--- WHAT YOU WILL DO ---
Return each line holding the string "gmail".

Data items
────────────────────────────────────────

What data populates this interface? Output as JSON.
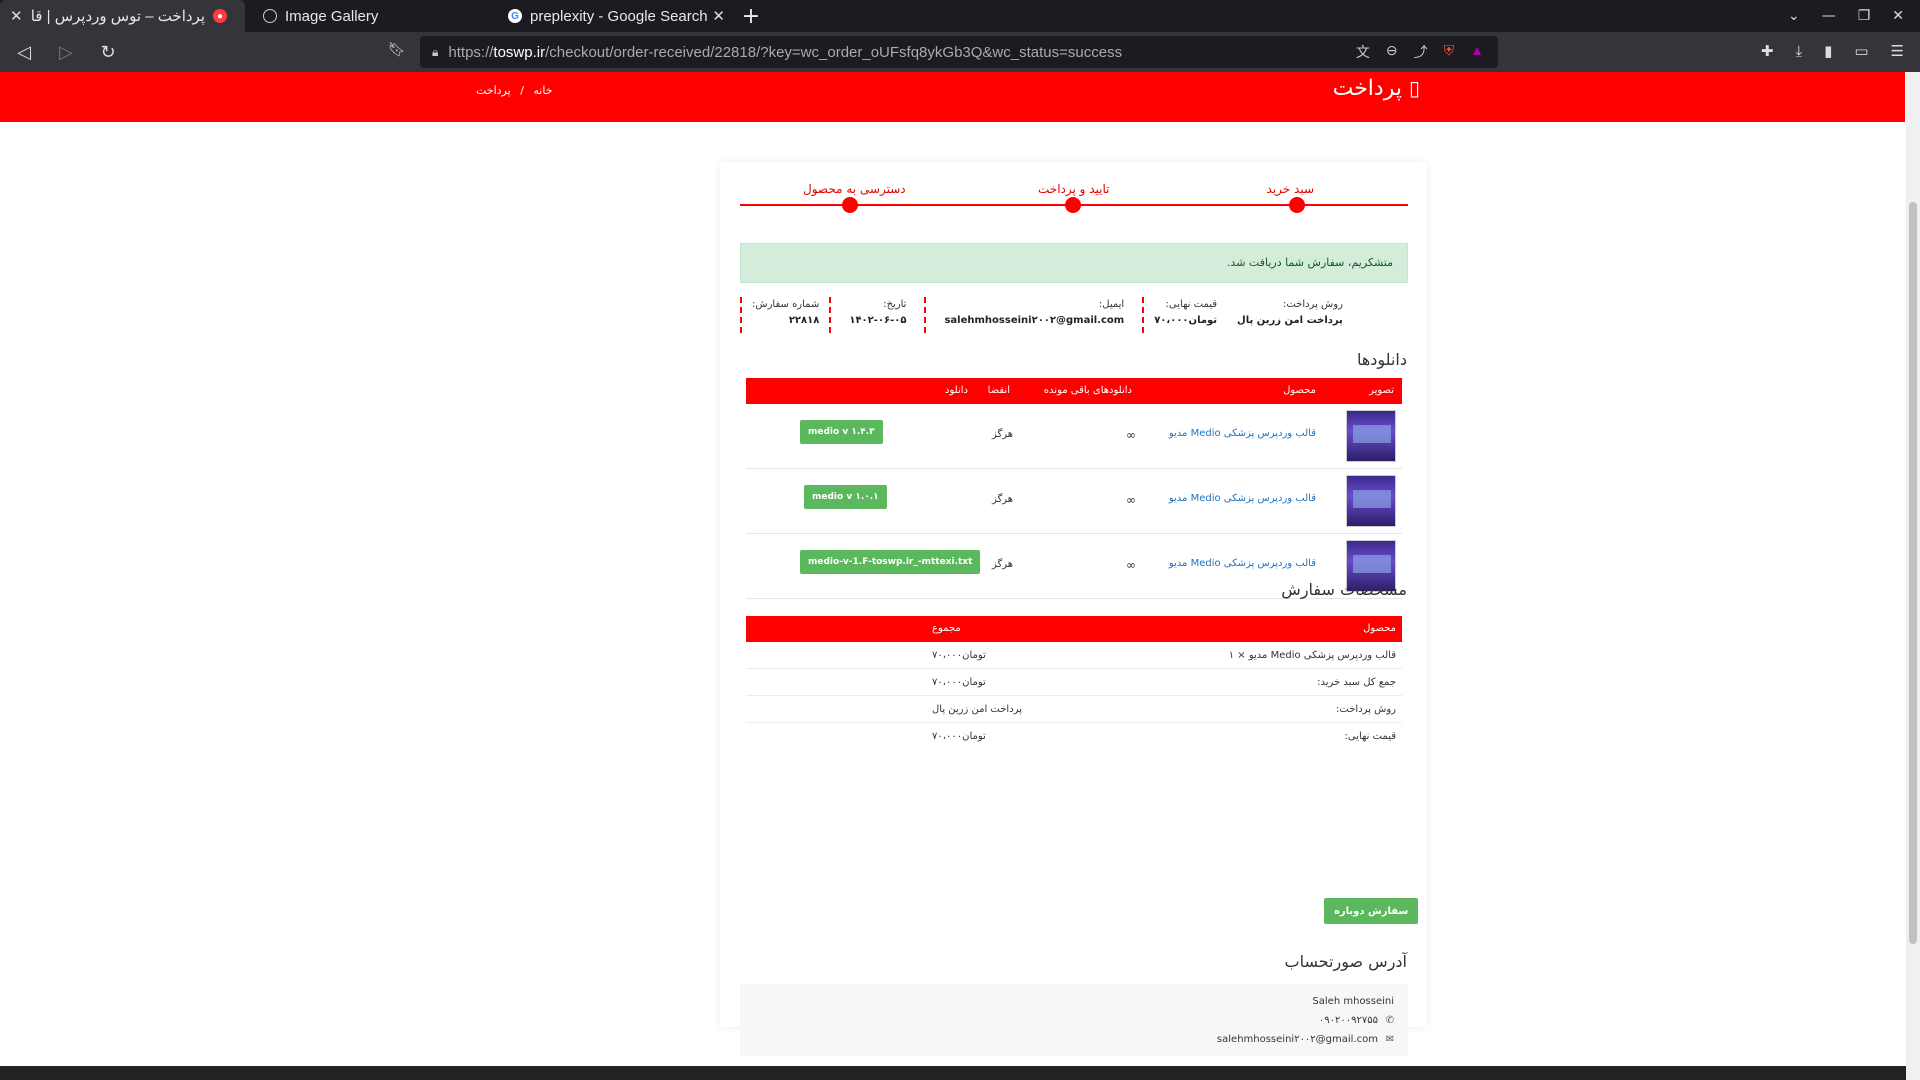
{
  "browser": {
    "tabs": [
      {
        "title": "پرداخت – توس وردپرس | قا",
        "active": true
      },
      {
        "title": "Image Gallery",
        "active": false
      },
      {
        "title": "preplexity - Google Search",
        "active": false
      }
    ],
    "url_prefix": "https://",
    "url_host": "toswp.ir",
    "url_path": "/checkout/order-received/22818/?key=wc_order_oUFsfq8ykGb3Q&wc_status=success"
  },
  "header": {
    "title": "پرداخت",
    "breadcrumb_home": "خانه",
    "breadcrumb_sep": "/",
    "breadcrumb_current": "پرداخت",
    "accent_color": "#ff0000"
  },
  "steps": [
    "سبد خرید",
    "تایید و پرداخت",
    "دسترسی به محصول"
  ],
  "notice": "متشکریم، سفارش شما دریافت شد.",
  "overview": {
    "order_label": "شماره سفارش:",
    "order_value": "۲۲۸۱۸",
    "date_label": "تاریخ:",
    "date_value": "۱۴۰۲-۰۶-۰۵",
    "email_label": "ایمیل:",
    "email_value": "salehmhosseini۲۰۰۲@gmail.com",
    "total_label": "قیمت نهایی:",
    "total_value": "تومان۷۰،۰۰۰",
    "method_label": "روش پرداخت:",
    "method_value": "پرداخت امن زرین پال"
  },
  "downloads": {
    "heading": "دانلودها",
    "columns": [
      "تصویر",
      "محصول",
      "دانلودهای باقی مونده",
      "انقضا",
      "دانلود"
    ],
    "rows": [
      {
        "product": "قالب وردپرس پزشکی Medio مدیو",
        "remaining": "∞",
        "expires": "هرگز",
        "file": "medio v ۱.۴.۳"
      },
      {
        "product": "قالب وردپرس پزشکی Medio مدیو",
        "remaining": "∞",
        "expires": "هرگز",
        "file": "medio v ۱.۰.۱"
      },
      {
        "product": "قالب وردپرس پزشکی Medio مدیو",
        "remaining": "∞",
        "expires": "هرگز",
        "file": "medio-v-1.F-toswp.ir_-mttexi.txt"
      }
    ]
  },
  "order_details": {
    "heading": "مشخصات سفارش",
    "col_product": "محصول",
    "col_total": "مجموع",
    "rows": [
      {
        "label": "قالب وردپرس پزشکی Medio مدیو × ۱",
        "value": "تومان۷۰،۰۰۰"
      },
      {
        "label": "جمع کل سبد خرید:",
        "value": "تومان۷۰،۰۰۰"
      },
      {
        "label": "روش پرداخت:",
        "value": "پرداخت امن زرین پال"
      },
      {
        "label": "قیمت نهایی:",
        "value": "تومان۷۰،۰۰۰"
      }
    ],
    "reorder_label": "سفارش دوباره"
  },
  "billing": {
    "heading": "آدرس صورتحساب",
    "name": "Saleh mhosseini",
    "phone": "۰۹۰۲۰۰۹۲۷۵۵",
    "email": "salehmhosseini۲۰۰۲@gmail.com"
  }
}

────────────────────────────────────────

--- ANSWER FOR THE TASK ---
    "email_value": "salehmhosseini۲۰۰۲@gmail.com",
    "email": "salehmhosseini۲۰۰۲@gmail.com"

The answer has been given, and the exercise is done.